(WRITTEN PROBLEM)
Set out every line bearing the string "message".

(MATERIAL FOR THIS EXERCISE)

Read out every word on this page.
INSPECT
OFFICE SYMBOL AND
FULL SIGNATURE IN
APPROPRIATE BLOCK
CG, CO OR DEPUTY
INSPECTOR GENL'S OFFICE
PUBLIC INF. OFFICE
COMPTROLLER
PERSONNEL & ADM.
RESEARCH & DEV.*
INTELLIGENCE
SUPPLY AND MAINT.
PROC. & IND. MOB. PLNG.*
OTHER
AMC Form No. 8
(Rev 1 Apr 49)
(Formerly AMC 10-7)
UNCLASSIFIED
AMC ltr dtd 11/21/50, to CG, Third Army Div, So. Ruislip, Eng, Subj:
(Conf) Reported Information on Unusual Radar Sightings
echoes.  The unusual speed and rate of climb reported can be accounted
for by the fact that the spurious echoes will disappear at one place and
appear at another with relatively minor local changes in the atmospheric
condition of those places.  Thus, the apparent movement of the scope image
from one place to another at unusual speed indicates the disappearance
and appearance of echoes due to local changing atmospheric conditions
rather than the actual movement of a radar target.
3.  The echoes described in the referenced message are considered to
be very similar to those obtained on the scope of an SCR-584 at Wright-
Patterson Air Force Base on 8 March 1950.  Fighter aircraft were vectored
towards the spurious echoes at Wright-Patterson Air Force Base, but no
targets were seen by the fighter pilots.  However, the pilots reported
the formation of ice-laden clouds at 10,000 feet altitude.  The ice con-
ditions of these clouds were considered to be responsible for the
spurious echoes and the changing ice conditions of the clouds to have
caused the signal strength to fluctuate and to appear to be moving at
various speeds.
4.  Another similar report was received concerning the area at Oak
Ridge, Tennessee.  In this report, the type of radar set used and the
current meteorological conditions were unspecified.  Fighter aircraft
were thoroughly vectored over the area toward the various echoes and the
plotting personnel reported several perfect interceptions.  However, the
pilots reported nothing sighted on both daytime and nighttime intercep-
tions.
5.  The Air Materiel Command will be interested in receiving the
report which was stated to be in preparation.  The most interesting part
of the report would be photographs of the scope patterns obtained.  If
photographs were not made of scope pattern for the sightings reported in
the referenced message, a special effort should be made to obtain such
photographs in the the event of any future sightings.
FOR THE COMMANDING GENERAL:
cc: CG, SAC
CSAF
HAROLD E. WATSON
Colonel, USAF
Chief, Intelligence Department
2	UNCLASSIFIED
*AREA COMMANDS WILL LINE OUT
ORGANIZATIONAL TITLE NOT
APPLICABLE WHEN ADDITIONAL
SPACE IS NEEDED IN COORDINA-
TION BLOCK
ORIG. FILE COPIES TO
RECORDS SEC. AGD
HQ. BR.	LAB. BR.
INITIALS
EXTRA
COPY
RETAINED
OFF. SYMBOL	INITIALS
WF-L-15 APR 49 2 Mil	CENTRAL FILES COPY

(THE SOLUTION)
3.  The echoes described in the referenced message are considered to
the referenced message, a special effort should be made to obtain such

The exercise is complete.